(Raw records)
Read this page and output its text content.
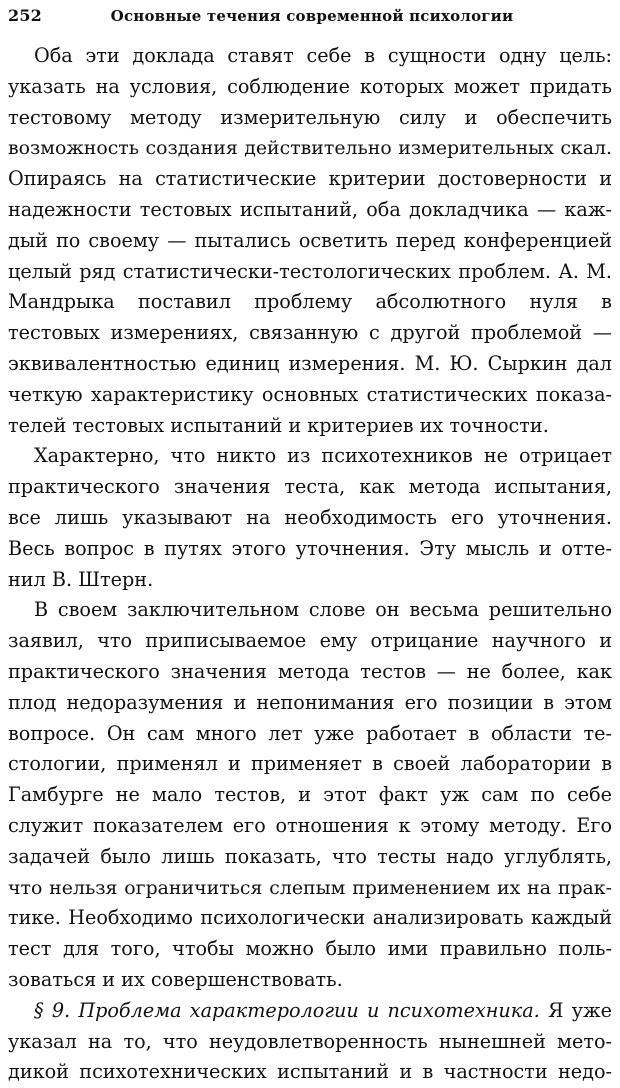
252	Основные течения современной психологии
Оба эти доклада ставят себе в сущности одну цель:
указать на условия, соблюдение которых может придать
тестовому методу измерительную силу и обеспечить
возможность создания действительно измерительных скал.
Опираясь на статистические критерии достоверности и
надежности тестовых испытаний, оба докладчика — каж-
дый по своему — пытались осветить перед конференцией
целый ряд статистически-тестологических проблем. А. М.
Мандрыка поставил проблему абсолютного нуля в
тестовых измерениях, связанную с другой проблемой —
эквивалентностью единиц измерения. М. Ю. Сыркин дал
четкую характеристику основных статистических показа-
телей тестовых испытаний и критериев их точности.
Характерно, что никто из психотехников не отрицает
практического значения теста, как метода испытания,
все лишь указывают на необходимость его уточнения.
Весь вопрос в путях этого уточнения. Эту мысль и отте-
нил В. Штерн.
В своем заключительном слове он весьма решительно
заявил, что приписываемое ему отрицание научного и
практического значения метода тестов — не более, как
плод недоразумения и непонимания его позиции в этом
вопросе. Он сам много лет уже работает в области те-
стологии, применял и применяет в своей лаборатории в
Гамбурге не мало тестов, и этот факт уж сам по себе
служит показателем его отношения к этому методу. Его
задачей было лишь показать, что тесты надо углублять,
что нельзя ограничиться слепым применением их на прак-
тике. Необходимо психологически анализировать каждый
тест для того, чтобы можно было ими правильно поль-
зоваться и их совершенствовать.
§ 9. Проблема характерологии и психотехника. Я уже
указал на то, что неудовлетворенность нынешней мето-
дикой психотехнических испытаний и в частности недо-
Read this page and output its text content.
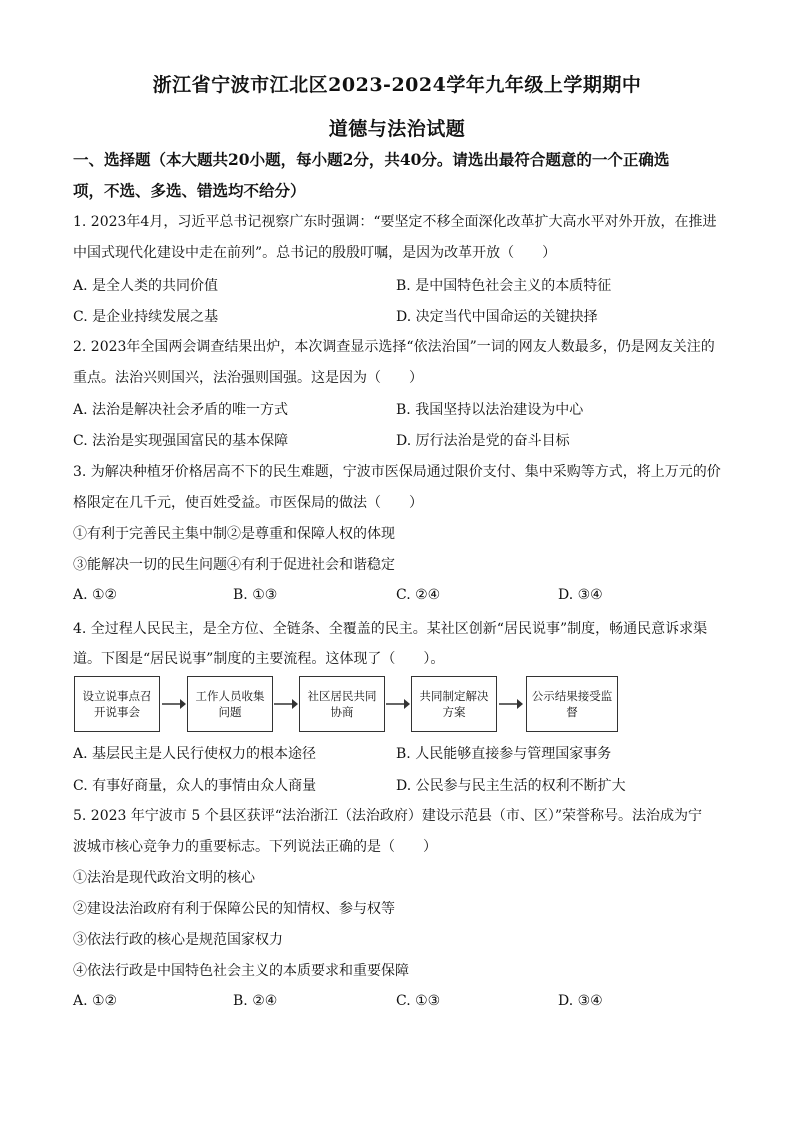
浙江省宁波市江北区2023-2024学年九年级上学期期中
道德与法治试题
一、选择题（本大题共20小题，每小题2分，共40分。请选出最符合题意的一个正确选
项，不选、多选、错选均不给分）
1. 2023年4月，习近平总书记视察广东时强调：“要坚定不移全面深化改革扩大高水平对外开放，在推进
中国式现代化建设中走在前列”。总书记的殷殷叮嘱，是因为改革开放（　　）
A. 是全人类的共同价值	B. 是中国特色社会主义的本质特征
C. 是企业持续发展之基	D. 决定当代中国命运的关键抉择
2. 2023年全国两会调查结果出炉，本次调查显示选择“依法治国”一词的网友人数最多，仍是网友关注的
重点。法治兴则国兴，法治强则国强。这是因为（　　）
A. 法治是解决社会矛盾的唯一方式	B. 我国坚持以法治建设为中心
C. 法治是实现强国富民的基本保障	D. 厉行法治是党的奋斗目标
3. 为解决种植牙价格居高不下的民生难题，宁波市医保局通过限价支付、集中采购等方式，将上万元的价
格限定在几千元，使百姓受益。市医保局的做法（　　）
①有利于完善民主集中制②是尊重和保障人权的体现
③能解决一切的民生问题④有利于促进社会和谐稳定
A. ①②	B. ①③	C. ②④	D. ③④
4. 全过程人民民主，是全方位、全链条、全覆盖的民主。某社区创新“居民说事”制度，畅通民意诉求渠
道。下图是“居民说事”制度的主要流程。这体现了（　　）。
设立说事点召开说事会
工作人员收集问题
社区居民共同协商
共同制定解决方案
公示结果接受监督
A. 基层民主是人民行使权力的根本途径	B. 人民能够直接参与管理国家事务
C. 有事好商量，众人的事情由众人商量	D. 公民参与民主生活的权利不断扩大
5. 2023 年宁波市 5 个县区获评“法治浙江（法治政府）建设示范县（市、区）”荣誉称号。法治成为宁
波城市核心竞争力的重要标志。下列说法正确的是（　　）
①法治是现代政治文明的核心
②建设法治政府有利于保障公民的知情权、参与权等
③依法行政的核心是规范国家权力
④依法行政是中国特色社会主义的本质要求和重要保障
A. ①②	B. ②④	C. ①③	D. ③④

■ Exercise aim ■
All the records above need to be given again word for word. Skip the pictures.

■ Solution to the problem ■
Read this page and output its text content.
252	Основные течения современной психологии
Оба эти доклада ставят себе в сущности одну цель:
указать на условия, соблюдение которых может придать
тестовому методу измерительную силу и обеспечить
возможность создания действительно измерительных скал.
Опираясь на статистические критерии достоверности и
надежности тестовых испытаний, оба докладчика — каж-
дый по своему — пытались осветить перед конференцией
целый ряд статистически-тестологических проблем. А. М.
Мандрыка поставил проблему абсолютного нуля в
тестовых измерениях, связанную с другой проблемой —
эквивалентностью единиц измерения. М. Ю. Сыркин дал
четкую характеристику основных статистических показа-
телей тестовых испытаний и критериев их точности.
Характерно, что никто из психотехников не отрицает
практического значения теста, как метода испытания,
все лишь указывают на необходимость его уточнения.
Весь вопрос в путях этого уточнения. Эту мысль и отте-
нил В. Штерн.
В своем заключительном слове он весьма решительно
заявил, что приписываемое ему отрицание научного и
практического значения метода тестов — не более, как
плод недоразумения и непонимания его позиции в этом
вопросе. Он сам много лет уже работает в области те-
стологии, применял и применяет в своей лаборатории в
Гамбурге не мало тестов, и этот факт уж сам по себе
служит показателем его отношения к этому методу. Его
задачей было лишь показать, что тесты надо углублять,
что нельзя ограничиться слепым применением их на прак-
тике. Необходимо психологически анализировать каждый
тест для того, чтобы можно было ими правильно поль-
зоваться и их совершенствовать.
§ 9. Проблема характерологии и психотехника. Я уже
указал на то, что неудовлетворенность нынешней мето-
дикой психотехнических испытаний и в частности недо-
Read this page and output its text content.
浙江省宁波市江北区2023-2024学年九年级上学期期中
道德与法治试题
一、选择题（本大题共20小题，每小题2分，共40分。请选出最符合题意的一个正确选
项，不选、多选、错选均不给分）
1. 2023年4月，习近平总书记视察广东时强调：“要坚定不移全面深化改革扩大高水平对外开放，在推进
中国式现代化建设中走在前列”。总书记的殷殷叮嘱，是因为改革开放（　　）
A. 是全人类的共同价值	B. 是中国特色社会主义的本质特征
C. 是企业持续发展之基	D. 决定当代中国命运的关键抉择
2. 2023年全国两会调查结果出炉，本次调查显示选择“依法治国”一词的网友人数最多，仍是网友关注的
重点。法治兴则国兴，法治强则国强。这是因为（　　）
A. 法治是解决社会矛盾的唯一方式	B. 我国坚持以法治建设为中心
C. 法治是实现强国富民的基本保障	D. 厉行法治是党的奋斗目标
3. 为解决种植牙价格居高不下的民生难题，宁波市医保局通过限价支付、集中采购等方式，将上万元的价
格限定在几千元，使百姓受益。市医保局的做法（　　）
①有利于完善民主集中制②是尊重和保障人权的体现
③能解决一切的民生问题④有利于促进社会和谐稳定
A. ①②	B. ①③	C. ②④	D. ③④
4. 全过程人民民主，是全方位、全链条、全覆盖的民主。某社区创新“居民说事”制度，畅通民意诉求渠
道。下图是“居民说事”制度的主要流程。这体现了（　　）。
设立说事点召开说事会
工作人员收集问题
社区居民共同协商
共同制定解决方案
公示结果接受监督
A. 基层民主是人民行使权力的根本途径	B. 人民能够直接参与管理国家事务
C. 有事好商量，众人的事情由众人商量	D. 公民参与民主生活的权利不断扩大
5. 2023 年宁波市 5 个县区获评“法治浙江（法治政府）建设示范县（市、区）”荣誉称号。法治成为宁
波城市核心竞争力的重要标志。下列说法正确的是（　　）
①法治是现代政治文明的核心
②建设法治政府有利于保障公民的知情权、参与权等
③依法行政的核心是规范国家权力
④依法行政是中国特色社会主义的本质要求和重要保障
A. ①②	B. ②④	C. ①③	D. ③④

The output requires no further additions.